Problem A
Copy the section of the roof thread from "The only thing" to "turned out ok." word for word.

Excerpt
# Follow the cord



##  (Dec 2, 2009)




----------



## jar546 (Dec 2, 2009)

Re: Follow the cord

I am missing something.  I follow the cord and find a power saw.  What did I miss?


----------



## Mule (Dec 2, 2009)

Re: Follow the cord

The only thing I see is some funky valley's, hips??? and maybe a weird ridge????

I'm confused on what I am looking at.


----------



##  (Dec 3, 2009)

Re: Follow the cord

From the saw the cords goes up the roof, over the ridge and down the curved roof.  There is no valley on the left side of the ridge.  There was no vantage point to get a better picture but the cord should be in a straight line.  They had to remove the roof framing down to the plate line and start over.  In the end it turned out ok.


----------



## RJJ (Dec 3, 2009)

Re: Follow the cord

YA! It is just a crap job!  :roll:


----------



## Mac (Dec 3, 2009)

Re: Follow the cord

Oh it's OK - just the old craftsmens style "bent valley".


----------



## jar546 (Dec 3, 2009)

Re: Follow the cord

And I was assuming that the photo was creating an optical illusion.  I can see clearly now


----------



## rktect 1 (Dec 3, 2009)

Re: Follow the cord

In the Pixar movie "Cars", after McQueen first fixes the road.

Sally:  It looks terrible.

McQueen:  Good.  It matches the rest of the town.


----------



## brudgers (Dec 3, 2009)

Re: Follow the cord

I was hoping it was spliced into the power lines.

What a disappointment.


----------



## Frank (Dec 3, 2009)

Re: Follow the cord

Where is it written that shingled roof sections have to approximate planar surfaces?--curves are soo much prettier.


----------



##  (Dec 5, 2009)

Re: Follow the cord

Frank,

The contractor asked the same question with different words.  I pointed out that the curves were not on the approved plans.  It is difficult to see in the picture but both sides of the roof had curves and the ridge was way out of level.

The homeowner is a mousy little guy that was very intimidated by the big blustery contractor so I put on my tiger hat.


----------



## vegas paul (Dec 5, 2009)

Re: Follow the cord

I don't see any problem with it... it is the classic inverted eyebrow roof line  :lol:


----------



## jar546 (Dec 5, 2009)

Re: Follow the cord



			
				tigerloose said:
			
		

> The homeowner is a mousy little guy that was very intimidated by the big blustery contractor so I put on my tiger hat.


Yes, and you are quite intimidating with it on!


----------



## JBI (Dec 7, 2009)

Re: Follow the cord

What Frank said.

Hey, they work in the Orient, right?

And that sheathing IS ORIENTed Strand Board, right?  :lol:  :lol:  :lol:

(I crack me up!!!)


----------

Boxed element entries
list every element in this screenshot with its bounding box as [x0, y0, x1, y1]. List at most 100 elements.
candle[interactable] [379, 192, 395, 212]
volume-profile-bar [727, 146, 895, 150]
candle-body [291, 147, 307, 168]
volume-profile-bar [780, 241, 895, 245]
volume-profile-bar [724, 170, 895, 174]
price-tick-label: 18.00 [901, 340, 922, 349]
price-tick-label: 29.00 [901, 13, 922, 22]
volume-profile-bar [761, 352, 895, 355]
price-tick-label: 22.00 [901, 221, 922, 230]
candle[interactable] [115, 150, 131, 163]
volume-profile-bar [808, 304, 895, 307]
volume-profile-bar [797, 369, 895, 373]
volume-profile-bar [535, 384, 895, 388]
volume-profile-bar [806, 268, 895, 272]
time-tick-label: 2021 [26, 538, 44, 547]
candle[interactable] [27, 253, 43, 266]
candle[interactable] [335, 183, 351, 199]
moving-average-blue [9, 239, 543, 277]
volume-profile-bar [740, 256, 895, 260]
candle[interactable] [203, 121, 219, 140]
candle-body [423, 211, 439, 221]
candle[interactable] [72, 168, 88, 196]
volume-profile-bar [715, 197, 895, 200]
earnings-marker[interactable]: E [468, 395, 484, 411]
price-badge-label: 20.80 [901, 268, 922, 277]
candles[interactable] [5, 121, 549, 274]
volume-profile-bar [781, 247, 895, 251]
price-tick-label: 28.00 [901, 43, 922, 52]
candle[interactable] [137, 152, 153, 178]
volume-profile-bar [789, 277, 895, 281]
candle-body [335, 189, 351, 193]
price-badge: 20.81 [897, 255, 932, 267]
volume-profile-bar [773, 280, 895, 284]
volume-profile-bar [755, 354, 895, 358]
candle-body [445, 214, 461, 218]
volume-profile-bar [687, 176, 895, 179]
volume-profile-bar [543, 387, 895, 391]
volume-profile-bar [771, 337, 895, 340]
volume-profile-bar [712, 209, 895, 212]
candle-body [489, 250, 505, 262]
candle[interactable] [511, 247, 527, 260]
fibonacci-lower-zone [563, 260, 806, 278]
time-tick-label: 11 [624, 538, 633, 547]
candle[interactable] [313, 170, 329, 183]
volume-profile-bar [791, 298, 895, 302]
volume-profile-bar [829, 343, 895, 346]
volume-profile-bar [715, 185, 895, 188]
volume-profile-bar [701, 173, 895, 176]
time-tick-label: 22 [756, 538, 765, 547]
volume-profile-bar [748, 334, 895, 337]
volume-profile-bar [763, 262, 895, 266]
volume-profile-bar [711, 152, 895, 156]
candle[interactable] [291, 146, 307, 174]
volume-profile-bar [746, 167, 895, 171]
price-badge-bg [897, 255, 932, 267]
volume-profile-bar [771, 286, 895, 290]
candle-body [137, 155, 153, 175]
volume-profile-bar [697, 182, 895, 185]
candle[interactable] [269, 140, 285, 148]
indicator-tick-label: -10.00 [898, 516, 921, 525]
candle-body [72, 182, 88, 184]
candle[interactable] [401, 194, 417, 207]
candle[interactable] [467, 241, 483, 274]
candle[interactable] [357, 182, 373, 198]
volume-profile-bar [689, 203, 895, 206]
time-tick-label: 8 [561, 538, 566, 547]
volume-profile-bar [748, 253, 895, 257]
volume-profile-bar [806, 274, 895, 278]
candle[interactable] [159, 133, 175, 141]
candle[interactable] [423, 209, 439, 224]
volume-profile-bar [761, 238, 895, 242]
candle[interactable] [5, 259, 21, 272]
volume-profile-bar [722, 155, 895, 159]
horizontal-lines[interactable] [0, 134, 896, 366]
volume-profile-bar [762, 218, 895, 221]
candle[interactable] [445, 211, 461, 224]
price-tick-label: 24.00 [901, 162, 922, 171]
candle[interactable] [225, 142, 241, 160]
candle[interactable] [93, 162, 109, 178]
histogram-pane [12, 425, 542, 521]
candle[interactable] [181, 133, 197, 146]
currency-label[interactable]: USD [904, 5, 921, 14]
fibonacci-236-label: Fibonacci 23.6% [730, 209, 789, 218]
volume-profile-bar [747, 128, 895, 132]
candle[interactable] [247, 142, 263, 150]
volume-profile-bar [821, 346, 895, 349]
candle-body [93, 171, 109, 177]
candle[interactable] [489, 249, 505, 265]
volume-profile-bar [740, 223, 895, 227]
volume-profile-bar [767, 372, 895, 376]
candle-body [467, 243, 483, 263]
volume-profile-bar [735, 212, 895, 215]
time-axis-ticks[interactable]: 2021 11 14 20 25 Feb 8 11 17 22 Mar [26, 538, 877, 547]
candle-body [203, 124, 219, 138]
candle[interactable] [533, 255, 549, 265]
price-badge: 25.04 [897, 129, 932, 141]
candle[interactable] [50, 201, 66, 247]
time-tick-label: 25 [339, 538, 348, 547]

Problem B
Repeat the entries word for word, starting with the first line and ending with the line that contains "moving-average-blue [9, 239, 543, 277]", and give only those lines.

Written solution A
The only thing I see is some funky valley's, hips??? and maybe a weird ridge????

I'm confused on what I am looking at.


----------



##  (Dec 3, 2009)

Re: Follow the cord

From the saw the cords goes up the roof, over the ridge and down the curved roof.  There is no valley on the left side of the ridge.  There was no vantage point to get a better picture but the cord should be in a straight line.  They had to remove the roof framing down to the plate line and start over.  In the end it turned out ok.

Written solution B
list every element in this screenshot with its bounding box as [x0, y0, x1, y1]. List at most 100 elements.
candle[interactable] [379, 192, 395, 212]
volume-profile-bar [727, 146, 895, 150]
candle-body [291, 147, 307, 168]
volume-profile-bar [780, 241, 895, 245]
volume-profile-bar [724, 170, 895, 174]
price-tick-label: 18.00 [901, 340, 922, 349]
price-tick-label: 29.00 [901, 13, 922, 22]
volume-profile-bar [761, 352, 895, 355]
price-tick-label: 22.00 [901, 221, 922, 230]
candle[interactable] [115, 150, 131, 163]
volume-profile-bar [808, 304, 895, 307]
volume-profile-bar [797, 369, 895, 373]
volume-profile-bar [535, 384, 895, 388]
volume-profile-bar [806, 268, 895, 272]
time-tick-label: 2021 [26, 538, 44, 547]
candle[interactable] [27, 253, 43, 266]
candle[interactable] [335, 183, 351, 199]
moving-average-blue [9, 239, 543, 277]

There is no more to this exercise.